▸ **WORK INSTRUCTIONS**:
Below is the data. Give it again, complete and exact.

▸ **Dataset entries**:
_ _ _ _ _

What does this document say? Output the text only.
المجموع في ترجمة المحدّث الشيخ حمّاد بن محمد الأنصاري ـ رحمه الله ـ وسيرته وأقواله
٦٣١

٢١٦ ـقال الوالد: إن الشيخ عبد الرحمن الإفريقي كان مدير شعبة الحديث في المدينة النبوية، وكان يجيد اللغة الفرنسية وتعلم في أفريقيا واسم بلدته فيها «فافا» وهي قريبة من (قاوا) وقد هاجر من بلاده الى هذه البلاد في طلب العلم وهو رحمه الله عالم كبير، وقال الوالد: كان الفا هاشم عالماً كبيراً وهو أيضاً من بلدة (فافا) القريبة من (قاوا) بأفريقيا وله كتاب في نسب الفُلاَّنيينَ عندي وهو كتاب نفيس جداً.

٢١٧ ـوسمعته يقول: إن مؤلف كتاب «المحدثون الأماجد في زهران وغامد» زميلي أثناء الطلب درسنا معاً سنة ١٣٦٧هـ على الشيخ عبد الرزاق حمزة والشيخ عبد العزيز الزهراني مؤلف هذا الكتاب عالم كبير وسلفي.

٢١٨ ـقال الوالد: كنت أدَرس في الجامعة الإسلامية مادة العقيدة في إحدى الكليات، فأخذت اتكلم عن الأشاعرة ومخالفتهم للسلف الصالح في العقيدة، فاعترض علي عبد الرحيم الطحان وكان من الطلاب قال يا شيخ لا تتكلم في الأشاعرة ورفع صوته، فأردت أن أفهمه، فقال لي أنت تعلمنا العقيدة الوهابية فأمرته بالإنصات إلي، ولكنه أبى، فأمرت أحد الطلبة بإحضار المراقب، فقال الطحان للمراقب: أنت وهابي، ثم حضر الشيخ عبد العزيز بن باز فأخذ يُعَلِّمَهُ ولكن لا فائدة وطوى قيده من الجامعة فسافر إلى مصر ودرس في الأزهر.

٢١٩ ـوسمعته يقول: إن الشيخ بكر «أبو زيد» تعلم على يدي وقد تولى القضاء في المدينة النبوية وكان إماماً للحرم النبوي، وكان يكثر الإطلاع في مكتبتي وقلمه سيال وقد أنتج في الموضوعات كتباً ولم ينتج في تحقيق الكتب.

_ _ _ _ _

▸ **RESPONSE BELOW**:
What does this document say? Output the text only.
المجموع في ترجمة المحدّث الشيخ حمّاد بن محمد الأنصاري ـ رحمه الله ـ وسيرته وأقواله
٦٣١

٢١٦ ـقال الوالد: إن الشيخ عبد الرحمن الإفريقي كان مدير شعبة الحديث في المدينة النبوية، وكان يجيد اللغة الفرنسية وتعلم في أفريقيا واسم بلدته فيها «فافا» وهي قريبة من (قاوا) وقد هاجر من بلاده الى هذه البلاد في طلب العلم وهو رحمه الله عالم كبير، وقال الوالد: كان الفا هاشم عالماً كبيراً وهو أيضاً من بلدة (فافا) القريبة من (قاوا) بأفريقيا وله كتاب في نسب الفُلاَّنيينَ عندي وهو كتاب نفيس جداً.

٢١٧ ـوسمعته يقول: إن مؤلف كتاب «المحدثون الأماجد في زهران وغامد» زميلي أثناء الطلب درسنا معاً سنة ١٣٦٧هـ على الشيخ عبد الرزاق حمزة والشيخ عبد العزيز الزهراني مؤلف هذا الكتاب عالم كبير وسلفي.

٢١٨ ـقال الوالد: كنت أدَرس في الجامعة الإسلامية مادة العقيدة في إحدى الكليات، فأخذت اتكلم عن الأشاعرة ومخالفتهم للسلف الصالح في العقيدة، فاعترض علي عبد الرحيم الطحان وكان من الطلاب قال يا شيخ لا تتكلم في الأشاعرة ورفع صوته، فأردت أن أفهمه، فقال لي أنت تعلمنا العقيدة الوهابية فأمرته بالإنصات إلي، ولكنه أبى، فأمرت أحد الطلبة بإحضار المراقب، فقال الطحان للمراقب: أنت وهابي، ثم حضر الشيخ عبد العزيز بن باز فأخذ يُعَلِّمَهُ ولكن لا فائدة وطوى قيده من الجامعة فسافر إلى مصر ودرس في الأزهر.

٢١٩ ـوسمعته يقول: إن الشيخ بكر «أبو زيد» تعلم على يدي وقد تولى القضاء في المدينة النبوية وكان إماماً للحرم النبوي، وكان يكثر الإطلاع في مكتبتي وقلمه سيال وقد أنتج في الموضوعات كتباً ولم ينتج في تحقيق الكتب.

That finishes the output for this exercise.